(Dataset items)
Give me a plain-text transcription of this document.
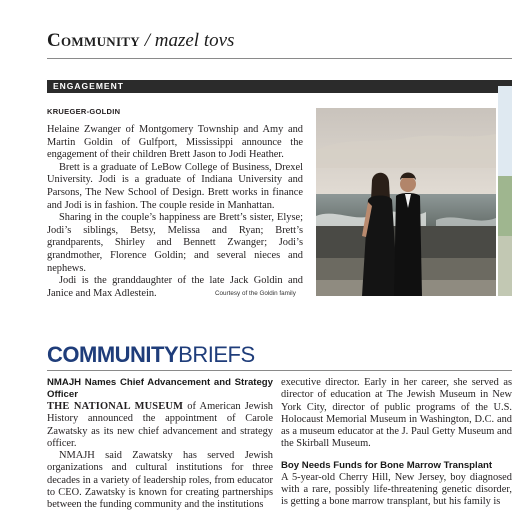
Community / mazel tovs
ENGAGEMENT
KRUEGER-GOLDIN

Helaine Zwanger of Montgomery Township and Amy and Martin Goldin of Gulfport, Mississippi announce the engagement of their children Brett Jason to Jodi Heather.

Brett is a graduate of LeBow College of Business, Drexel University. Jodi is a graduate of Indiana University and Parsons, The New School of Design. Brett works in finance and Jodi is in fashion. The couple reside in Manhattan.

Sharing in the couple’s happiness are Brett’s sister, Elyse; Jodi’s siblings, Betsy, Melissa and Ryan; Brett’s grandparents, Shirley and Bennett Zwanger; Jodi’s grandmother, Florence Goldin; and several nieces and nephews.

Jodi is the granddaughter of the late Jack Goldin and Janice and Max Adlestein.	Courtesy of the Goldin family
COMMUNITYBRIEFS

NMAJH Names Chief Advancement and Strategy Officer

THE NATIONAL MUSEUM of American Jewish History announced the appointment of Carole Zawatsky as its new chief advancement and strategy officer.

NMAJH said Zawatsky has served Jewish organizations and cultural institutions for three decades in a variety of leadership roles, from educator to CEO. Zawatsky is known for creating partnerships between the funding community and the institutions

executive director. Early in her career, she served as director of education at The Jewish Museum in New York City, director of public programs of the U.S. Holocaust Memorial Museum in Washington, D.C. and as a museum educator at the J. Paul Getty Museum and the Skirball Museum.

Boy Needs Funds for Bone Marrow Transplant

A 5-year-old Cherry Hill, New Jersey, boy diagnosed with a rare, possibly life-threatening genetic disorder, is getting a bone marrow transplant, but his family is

> What you need to do
Write out each line again precisely as it appears, skipping every picture.

> Result below
Give me a plain-text transcription of this document.
Community / mazel tovs
ENGAGEMENT
KRUEGER-GOLDIN

Helaine Zwanger of Montgomery Township and Amy and Martin Goldin of Gulfport, Mississippi announce the engagement of their children Brett Jason to Jodi Heather.

Brett is a graduate of LeBow College of Business, Drexel University. Jodi is a graduate of Indiana University and Parsons, The New School of Design. Brett works in finance and Jodi is in fashion. The couple reside in Manhattan.

Sharing in the couple’s happiness are Brett’s sister, Elyse; Jodi’s siblings, Betsy, Melissa and Ryan; Brett’s grandparents, Shirley and Bennett Zwanger; Jodi’s grandmother, Florence Goldin; and several nieces and nephews.

Jodi is the granddaughter of the late Jack Goldin and Janice and Max Adlestein.	Courtesy of the Goldin family
COMMUNITYBRIEFS

NMAJH Names Chief Advancement and Strategy Officer

THE NATIONAL MUSEUM of American Jewish History announced the appointment of Carole Zawatsky as its new chief advancement and strategy officer.

NMAJH said Zawatsky has served Jewish organizations and cultural institutions for three decades in a variety of leadership roles, from educator to CEO. Zawatsky is known for creating partnerships between the funding community and the institutions

executive director. Early in her career, she served as director of education at The Jewish Museum in New York City, director of public programs of the U.S. Holocaust Memorial Museum in Washington, D.C. and as a museum educator at the J. Paul Getty Museum and the Skirball Museum.

Boy Needs Funds for Bone Marrow Transplant

A 5-year-old Cherry Hill, New Jersey, boy diagnosed with a rare, possibly life-threatening genetic disorder, is getting a bone marrow transplant, but his family is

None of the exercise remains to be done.